* [SOURCE DATA]:
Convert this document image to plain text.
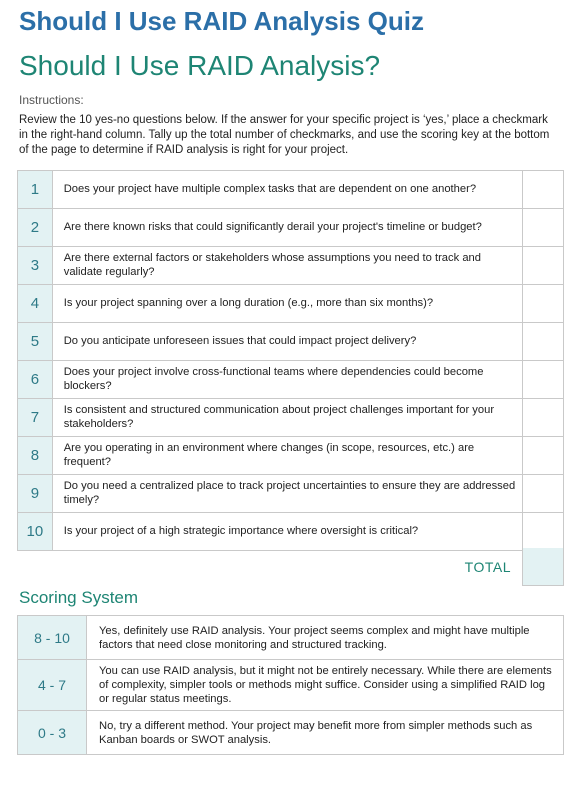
Should I Use RAID Analysis Quiz
Should I Use RAID Analysis?
Instructions:

Review the 10 yes-no questions below. If the answer for your specific project is ‘yes,’ place a checkmark in the right-hand column. Tally up the total number of checkmarks, and use the scoring key at the bottom of the page to determine if RAID analysis is right for your project.

1	Does your project have multiple complex tasks that are dependent on one another?	

2	Are there known risks that could significantly derail your project's timeline or budget?	

3	Are there external factors or stakeholders whose assumptions you need to track and validate regularly?	

4	Is your project spanning over a long duration (e.g., more than six months)?	

5	Do you anticipate unforeseen issues that could impact project delivery?	

6	Does your project involve cross-functional teams where dependencies could become blockers?	

7	Is consistent and structured communication about project challenges important for your stakeholders?	

8	Are you operating in an environment where changes (in scope, resources, etc.) are frequent?	

9	Do you need a centralized place to track project uncertainties to ensure they are addressed timely?	

10	Is your project of a high strategic importance where oversight is critical?	
TOTAL
Scoring System
8 - 10	Yes, definitely use RAID analysis. Your project seems complex and might have multiple factors that need close monitoring and structured tracking.
4 - 7	You can use RAID analysis, but it might not be entirely necessary. While there are elements of complexity, simpler tools or methods might suffice. Consider using a simplified RAID log or regular status meetings.
0 - 3	No, try a different method. Your project may benefit more from simpler methods such as Kanban boards or SWOT analysis.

* [DIRECTIVE]: For the string "where", count the lines of the entries above that include it; answer with the number only.

* [SOLUTION TO THE EXERCISE]: 3